(Dataset records)
::::::

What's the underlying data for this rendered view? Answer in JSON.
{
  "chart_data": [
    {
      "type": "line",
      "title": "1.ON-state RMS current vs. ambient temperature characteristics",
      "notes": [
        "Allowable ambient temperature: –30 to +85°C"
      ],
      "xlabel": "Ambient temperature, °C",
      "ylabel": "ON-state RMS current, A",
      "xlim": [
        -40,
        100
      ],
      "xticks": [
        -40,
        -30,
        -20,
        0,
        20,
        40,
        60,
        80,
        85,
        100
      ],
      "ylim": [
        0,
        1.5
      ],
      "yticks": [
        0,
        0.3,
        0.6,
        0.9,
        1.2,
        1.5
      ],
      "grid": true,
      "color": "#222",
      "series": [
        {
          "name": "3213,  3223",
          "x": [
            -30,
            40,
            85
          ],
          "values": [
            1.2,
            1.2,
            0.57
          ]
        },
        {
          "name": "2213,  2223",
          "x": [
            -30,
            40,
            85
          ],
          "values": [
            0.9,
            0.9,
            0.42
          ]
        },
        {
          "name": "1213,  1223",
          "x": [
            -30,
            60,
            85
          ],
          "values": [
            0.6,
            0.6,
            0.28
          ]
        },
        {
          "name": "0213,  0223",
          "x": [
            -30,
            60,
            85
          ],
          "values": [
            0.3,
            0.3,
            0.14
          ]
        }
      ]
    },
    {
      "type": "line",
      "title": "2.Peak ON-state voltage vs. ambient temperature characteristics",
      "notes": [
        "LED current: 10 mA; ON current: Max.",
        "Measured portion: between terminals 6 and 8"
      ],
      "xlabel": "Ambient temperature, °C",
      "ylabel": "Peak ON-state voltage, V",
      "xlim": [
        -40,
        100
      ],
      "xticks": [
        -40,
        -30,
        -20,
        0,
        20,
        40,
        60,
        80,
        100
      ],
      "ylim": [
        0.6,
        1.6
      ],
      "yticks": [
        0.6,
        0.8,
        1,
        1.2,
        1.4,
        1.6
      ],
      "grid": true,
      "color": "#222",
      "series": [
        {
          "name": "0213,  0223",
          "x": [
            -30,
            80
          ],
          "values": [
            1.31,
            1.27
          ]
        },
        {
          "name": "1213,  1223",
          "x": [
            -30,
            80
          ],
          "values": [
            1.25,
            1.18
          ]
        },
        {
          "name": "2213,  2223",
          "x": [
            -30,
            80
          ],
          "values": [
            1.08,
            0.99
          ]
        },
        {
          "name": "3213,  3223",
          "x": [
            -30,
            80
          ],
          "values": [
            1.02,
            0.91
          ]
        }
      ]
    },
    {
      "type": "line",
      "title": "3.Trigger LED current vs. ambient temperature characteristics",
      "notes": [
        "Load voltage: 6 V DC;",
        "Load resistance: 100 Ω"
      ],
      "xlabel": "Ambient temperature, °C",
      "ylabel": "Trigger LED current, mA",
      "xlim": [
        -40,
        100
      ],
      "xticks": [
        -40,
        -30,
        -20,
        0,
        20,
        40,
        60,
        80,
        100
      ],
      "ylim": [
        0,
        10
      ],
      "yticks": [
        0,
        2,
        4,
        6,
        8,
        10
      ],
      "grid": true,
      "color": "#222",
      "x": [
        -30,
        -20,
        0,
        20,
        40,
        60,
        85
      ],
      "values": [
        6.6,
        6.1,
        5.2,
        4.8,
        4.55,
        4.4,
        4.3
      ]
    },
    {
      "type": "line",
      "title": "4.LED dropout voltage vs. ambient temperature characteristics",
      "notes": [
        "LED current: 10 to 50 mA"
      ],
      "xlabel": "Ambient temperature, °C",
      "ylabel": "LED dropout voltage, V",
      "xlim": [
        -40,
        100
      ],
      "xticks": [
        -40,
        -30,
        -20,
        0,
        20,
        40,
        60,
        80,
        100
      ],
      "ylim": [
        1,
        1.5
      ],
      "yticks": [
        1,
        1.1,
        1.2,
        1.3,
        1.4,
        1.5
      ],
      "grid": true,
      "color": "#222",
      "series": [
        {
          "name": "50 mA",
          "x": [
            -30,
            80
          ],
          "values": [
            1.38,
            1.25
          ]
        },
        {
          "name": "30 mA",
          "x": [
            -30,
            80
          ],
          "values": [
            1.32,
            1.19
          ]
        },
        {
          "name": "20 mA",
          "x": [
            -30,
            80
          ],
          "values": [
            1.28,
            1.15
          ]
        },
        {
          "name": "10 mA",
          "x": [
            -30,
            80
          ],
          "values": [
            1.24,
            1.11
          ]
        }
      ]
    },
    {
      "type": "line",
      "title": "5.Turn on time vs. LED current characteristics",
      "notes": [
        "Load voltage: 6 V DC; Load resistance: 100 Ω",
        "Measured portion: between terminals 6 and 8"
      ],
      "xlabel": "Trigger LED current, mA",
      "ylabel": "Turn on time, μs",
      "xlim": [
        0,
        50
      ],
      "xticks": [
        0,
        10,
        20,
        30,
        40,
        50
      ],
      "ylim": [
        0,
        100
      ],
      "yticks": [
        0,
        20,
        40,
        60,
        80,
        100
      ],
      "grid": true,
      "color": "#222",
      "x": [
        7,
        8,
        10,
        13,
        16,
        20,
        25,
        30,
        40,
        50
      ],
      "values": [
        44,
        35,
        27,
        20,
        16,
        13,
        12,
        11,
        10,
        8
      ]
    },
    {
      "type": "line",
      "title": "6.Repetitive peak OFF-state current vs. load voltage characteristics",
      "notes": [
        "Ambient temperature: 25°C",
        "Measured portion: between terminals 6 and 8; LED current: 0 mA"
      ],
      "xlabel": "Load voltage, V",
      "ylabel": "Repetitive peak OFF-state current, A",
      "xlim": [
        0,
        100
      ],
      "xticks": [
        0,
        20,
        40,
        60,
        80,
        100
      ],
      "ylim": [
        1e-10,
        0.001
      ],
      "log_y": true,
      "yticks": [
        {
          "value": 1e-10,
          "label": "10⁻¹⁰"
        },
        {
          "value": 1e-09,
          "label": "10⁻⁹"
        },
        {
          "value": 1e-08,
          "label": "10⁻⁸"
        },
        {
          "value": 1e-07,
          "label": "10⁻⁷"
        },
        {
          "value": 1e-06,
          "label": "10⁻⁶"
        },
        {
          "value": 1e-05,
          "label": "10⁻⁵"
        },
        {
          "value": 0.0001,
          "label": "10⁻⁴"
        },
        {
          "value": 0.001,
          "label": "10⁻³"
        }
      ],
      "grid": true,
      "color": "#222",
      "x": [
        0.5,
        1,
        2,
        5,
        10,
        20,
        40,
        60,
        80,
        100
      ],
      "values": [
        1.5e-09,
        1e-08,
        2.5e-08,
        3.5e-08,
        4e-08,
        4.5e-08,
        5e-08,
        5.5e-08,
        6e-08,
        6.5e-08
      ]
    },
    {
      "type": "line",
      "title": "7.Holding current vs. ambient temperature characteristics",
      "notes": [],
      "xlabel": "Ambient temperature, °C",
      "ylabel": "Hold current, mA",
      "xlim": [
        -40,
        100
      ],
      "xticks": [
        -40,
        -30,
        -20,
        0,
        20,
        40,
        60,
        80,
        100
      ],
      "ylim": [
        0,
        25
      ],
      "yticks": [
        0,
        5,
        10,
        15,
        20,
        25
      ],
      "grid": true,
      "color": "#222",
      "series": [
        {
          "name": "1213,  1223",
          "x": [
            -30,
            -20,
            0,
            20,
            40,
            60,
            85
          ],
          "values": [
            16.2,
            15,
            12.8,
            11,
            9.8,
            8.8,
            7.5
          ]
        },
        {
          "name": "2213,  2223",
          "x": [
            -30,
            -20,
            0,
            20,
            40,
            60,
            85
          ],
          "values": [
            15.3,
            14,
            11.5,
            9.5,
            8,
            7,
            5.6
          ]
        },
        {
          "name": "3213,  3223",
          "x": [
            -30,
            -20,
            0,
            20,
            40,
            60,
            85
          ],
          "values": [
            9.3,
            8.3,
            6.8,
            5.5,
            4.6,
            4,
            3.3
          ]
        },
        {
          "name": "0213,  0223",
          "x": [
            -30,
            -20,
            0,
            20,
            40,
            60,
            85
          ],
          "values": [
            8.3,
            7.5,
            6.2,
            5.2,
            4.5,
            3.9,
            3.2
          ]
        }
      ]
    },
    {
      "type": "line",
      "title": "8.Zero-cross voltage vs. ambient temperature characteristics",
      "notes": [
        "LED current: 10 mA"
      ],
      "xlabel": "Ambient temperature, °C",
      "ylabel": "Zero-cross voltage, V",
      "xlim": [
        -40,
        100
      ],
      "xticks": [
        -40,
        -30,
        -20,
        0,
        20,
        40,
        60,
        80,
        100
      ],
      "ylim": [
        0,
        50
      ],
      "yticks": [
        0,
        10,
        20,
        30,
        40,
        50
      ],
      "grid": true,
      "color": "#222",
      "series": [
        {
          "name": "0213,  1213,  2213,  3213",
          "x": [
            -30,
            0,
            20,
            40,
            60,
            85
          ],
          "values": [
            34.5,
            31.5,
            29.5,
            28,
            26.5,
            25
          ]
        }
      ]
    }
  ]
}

::::::

To be done:
Going through the data, tally the lines containing "resistance" and report only the result.

Answer to the problem:
2